Collected data entries -
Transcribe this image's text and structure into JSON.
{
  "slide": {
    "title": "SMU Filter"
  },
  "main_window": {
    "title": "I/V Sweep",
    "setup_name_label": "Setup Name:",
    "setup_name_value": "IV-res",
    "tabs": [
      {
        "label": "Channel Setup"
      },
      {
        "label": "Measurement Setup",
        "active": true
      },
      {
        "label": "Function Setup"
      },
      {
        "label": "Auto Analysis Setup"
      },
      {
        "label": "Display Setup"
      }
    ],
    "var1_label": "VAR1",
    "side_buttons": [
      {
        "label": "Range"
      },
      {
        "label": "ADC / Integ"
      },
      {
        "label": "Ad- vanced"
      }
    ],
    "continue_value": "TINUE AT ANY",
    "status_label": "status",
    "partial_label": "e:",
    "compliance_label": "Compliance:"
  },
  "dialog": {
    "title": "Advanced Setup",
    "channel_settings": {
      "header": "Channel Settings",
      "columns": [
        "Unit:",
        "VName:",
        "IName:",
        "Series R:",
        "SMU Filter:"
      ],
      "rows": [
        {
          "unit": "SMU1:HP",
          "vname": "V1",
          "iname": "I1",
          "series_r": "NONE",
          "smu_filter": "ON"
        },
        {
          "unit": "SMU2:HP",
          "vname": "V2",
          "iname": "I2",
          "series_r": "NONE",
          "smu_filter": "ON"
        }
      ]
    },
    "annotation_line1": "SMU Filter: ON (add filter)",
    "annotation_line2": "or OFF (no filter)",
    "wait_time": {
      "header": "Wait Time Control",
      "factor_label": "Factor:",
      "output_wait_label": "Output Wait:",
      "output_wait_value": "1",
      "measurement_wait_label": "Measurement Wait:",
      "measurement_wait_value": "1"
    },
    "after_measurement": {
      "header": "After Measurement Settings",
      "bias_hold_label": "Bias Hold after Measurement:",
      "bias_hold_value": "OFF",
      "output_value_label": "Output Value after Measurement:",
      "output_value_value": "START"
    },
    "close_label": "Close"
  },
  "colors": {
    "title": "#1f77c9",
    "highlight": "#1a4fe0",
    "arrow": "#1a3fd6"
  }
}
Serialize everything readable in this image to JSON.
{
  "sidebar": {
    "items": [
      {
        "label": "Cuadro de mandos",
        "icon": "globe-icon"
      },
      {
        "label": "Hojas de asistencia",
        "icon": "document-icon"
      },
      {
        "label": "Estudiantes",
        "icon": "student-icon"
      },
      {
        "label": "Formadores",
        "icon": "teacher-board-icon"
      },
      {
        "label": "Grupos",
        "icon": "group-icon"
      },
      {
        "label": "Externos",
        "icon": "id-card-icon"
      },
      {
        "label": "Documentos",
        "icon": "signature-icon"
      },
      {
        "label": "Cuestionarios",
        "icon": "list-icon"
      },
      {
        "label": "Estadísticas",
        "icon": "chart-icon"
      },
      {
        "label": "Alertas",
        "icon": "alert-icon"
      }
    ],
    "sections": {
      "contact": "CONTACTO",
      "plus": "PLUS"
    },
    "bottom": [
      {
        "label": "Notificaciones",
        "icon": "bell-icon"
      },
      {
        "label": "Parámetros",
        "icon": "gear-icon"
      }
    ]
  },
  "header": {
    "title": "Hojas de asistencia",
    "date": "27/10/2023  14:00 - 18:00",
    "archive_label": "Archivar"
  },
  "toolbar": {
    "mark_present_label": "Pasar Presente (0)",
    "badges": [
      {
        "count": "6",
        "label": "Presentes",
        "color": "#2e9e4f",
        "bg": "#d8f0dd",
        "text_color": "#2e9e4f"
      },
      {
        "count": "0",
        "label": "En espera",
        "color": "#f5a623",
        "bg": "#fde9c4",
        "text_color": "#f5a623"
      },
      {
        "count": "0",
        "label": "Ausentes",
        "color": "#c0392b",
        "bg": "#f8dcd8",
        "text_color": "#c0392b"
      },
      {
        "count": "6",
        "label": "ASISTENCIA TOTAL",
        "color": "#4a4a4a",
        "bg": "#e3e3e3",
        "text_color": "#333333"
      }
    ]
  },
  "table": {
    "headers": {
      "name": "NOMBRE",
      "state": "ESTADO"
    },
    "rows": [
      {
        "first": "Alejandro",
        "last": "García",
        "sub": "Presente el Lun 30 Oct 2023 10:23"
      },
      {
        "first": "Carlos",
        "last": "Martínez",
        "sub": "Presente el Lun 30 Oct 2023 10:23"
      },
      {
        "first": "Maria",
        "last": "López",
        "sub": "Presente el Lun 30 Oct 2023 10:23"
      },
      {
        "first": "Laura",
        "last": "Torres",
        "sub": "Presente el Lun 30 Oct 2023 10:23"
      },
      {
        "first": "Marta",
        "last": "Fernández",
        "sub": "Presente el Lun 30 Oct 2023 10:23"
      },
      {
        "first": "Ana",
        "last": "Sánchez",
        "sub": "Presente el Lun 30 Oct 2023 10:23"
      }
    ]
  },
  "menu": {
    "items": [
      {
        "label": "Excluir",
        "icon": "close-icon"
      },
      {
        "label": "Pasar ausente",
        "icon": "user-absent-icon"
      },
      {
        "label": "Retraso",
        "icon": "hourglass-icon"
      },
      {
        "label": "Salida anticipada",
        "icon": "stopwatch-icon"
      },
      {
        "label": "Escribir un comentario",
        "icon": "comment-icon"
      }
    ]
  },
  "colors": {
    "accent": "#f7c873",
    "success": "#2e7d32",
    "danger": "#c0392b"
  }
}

WHAT IS ASKED - Above are the records; retype every one exactly.

OUTPUT FOR THIS TASK -
Transcribe this image's text and structure into JSON.
{
  "slide": {
    "title": "SMU Filter"
  },
  "main_window": {
    "title": "I/V Sweep",
    "setup_name_label": "Setup Name:",
    "setup_name_value": "IV-res",
    "tabs": [
      {
        "label": "Channel Setup"
      },
      {
        "label": "Measurement Setup",
        "active": true
      },
      {
        "label": "Function Setup"
      },
      {
        "label": "Auto Analysis Setup"
      },
      {
        "label": "Display Setup"
      }
    ],
    "var1_label": "VAR1",
    "side_buttons": [
      {
        "label": "Range"
      },
      {
        "label": "ADC / Integ"
      },
      {
        "label": "Ad- vanced"
      }
    ],
    "continue_value": "TINUE AT ANY",
    "status_label": "status",
    "partial_label": "e:",
    "compliance_label": "Compliance:"
  },
  "dialog": {
    "title": "Advanced Setup",
    "channel_settings": {
      "header": "Channel Settings",
      "columns": [
        "Unit:",
        "VName:",
        "IName:",
        "Series R:",
        "SMU Filter:"
      ],
      "rows": [
        {
          "unit": "SMU1:HP",
          "vname": "V1",
          "iname": "I1",
          "series_r": "NONE",
          "smu_filter": "ON"
        },
        {
          "unit": "SMU2:HP",
          "vname": "V2",
          "iname": "I2",
          "series_r": "NONE",
          "smu_filter": "ON"
        }
      ]
    },
    "annotation_line1": "SMU Filter: ON (add filter)",
    "annotation_line2": "or OFF (no filter)",
    "wait_time": {
      "header": "Wait Time Control",
      "factor_label": "Factor:",
      "output_wait_label": "Output Wait:",
      "output_wait_value": "1",
      "measurement_wait_label": "Measurement Wait:",
      "measurement_wait_value": "1"
    },
    "after_measurement": {
      "header": "After Measurement Settings",
      "bias_hold_label": "Bias Hold after Measurement:",
      "bias_hold_value": "OFF",
      "output_value_label": "Output Value after Measurement:",
      "output_value_value": "START"
    },
    "close_label": "Close"
  },
  "colors": {
    "title": "#1f77c9",
    "highlight": "#1a4fe0",
    "arrow": "#1a3fd6"
  }
}
Serialize everything readable in this image to JSON.
{
  "sidebar": {
    "items": [
      {
        "label": "Cuadro de mandos",
        "icon": "globe-icon"
      },
      {
        "label": "Hojas de asistencia",
        "icon": "document-icon"
      },
      {
        "label": "Estudiantes",
        "icon": "student-icon"
      },
      {
        "label": "Formadores",
        "icon": "teacher-board-icon"
      },
      {
        "label": "Grupos",
        "icon": "group-icon"
      },
      {
        "label": "Externos",
        "icon": "id-card-icon"
      },
      {
        "label": "Documentos",
        "icon": "signature-icon"
      },
      {
        "label": "Cuestionarios",
        "icon": "list-icon"
      },
      {
        "label": "Estadísticas",
        "icon": "chart-icon"
      },
      {
        "label": "Alertas",
        "icon": "alert-icon"
      }
    ],
    "sections": {
      "contact": "CONTACTO",
      "plus": "PLUS"
    },
    "bottom": [
      {
        "label": "Notificaciones",
        "icon": "bell-icon"
      },
      {
        "label": "Parámetros",
        "icon": "gear-icon"
      }
    ]
  },
  "header": {
    "title": "Hojas de asistencia",
    "date": "27/10/2023  14:00 - 18:00",
    "archive_label": "Archivar"
  },
  "toolbar": {
    "mark_present_label": "Pasar Presente (0)",
    "badges": [
      {
        "count": "6",
        "label": "Presentes",
        "color": "#2e9e4f",
        "bg": "#d8f0dd",
        "text_color": "#2e9e4f"
      },
      {
        "count": "0",
        "label": "En espera",
        "color": "#f5a623",
        "bg": "#fde9c4",
        "text_color": "#f5a623"
      },
      {
        "count": "0",
        "label": "Ausentes",
        "color": "#c0392b",
        "bg": "#f8dcd8",
        "text_color": "#c0392b"
      },
      {
        "count": "6",
        "label": "ASISTENCIA TOTAL",
        "color": "#4a4a4a",
        "bg": "#e3e3e3",
        "text_color": "#333333"
      }
    ]
  },
  "table": {
    "headers": {
      "name": "NOMBRE",
      "state": "ESTADO"
    },
    "rows": [
      {
        "first": "Alejandro",
        "last": "García",
        "sub": "Presente el Lun 30 Oct 2023 10:23"
      },
      {
        "first": "Carlos",
        "last": "Martínez",
        "sub": "Presente el Lun 30 Oct 2023 10:23"
      },
      {
        "first": "Maria",
        "last": "López",
        "sub": "Presente el Lun 30 Oct 2023 10:23"
      },
      {
        "first": "Laura",
        "last": "Torres",
        "sub": "Presente el Lun 30 Oct 2023 10:23"
      },
      {
        "first": "Marta",
        "last": "Fernández",
        "sub": "Presente el Lun 30 Oct 2023 10:23"
      },
      {
        "first": "Ana",
        "last": "Sánchez",
        "sub": "Presente el Lun 30 Oct 2023 10:23"
      }
    ]
  },
  "menu": {
    "items": [
      {
        "label": "Excluir",
        "icon": "close-icon"
      },
      {
        "label": "Pasar ausente",
        "icon": "user-absent-icon"
      },
      {
        "label": "Retraso",
        "icon": "hourglass-icon"
      },
      {
        "label": "Salida anticipada",
        "icon": "stopwatch-icon"
      },
      {
        "label": "Escribir un comentario",
        "icon": "comment-icon"
      }
    ]
  },
  "colors": {
    "accent": "#f7c873",
    "success": "#2e7d32",
    "danger": "#c0392b"
  }
}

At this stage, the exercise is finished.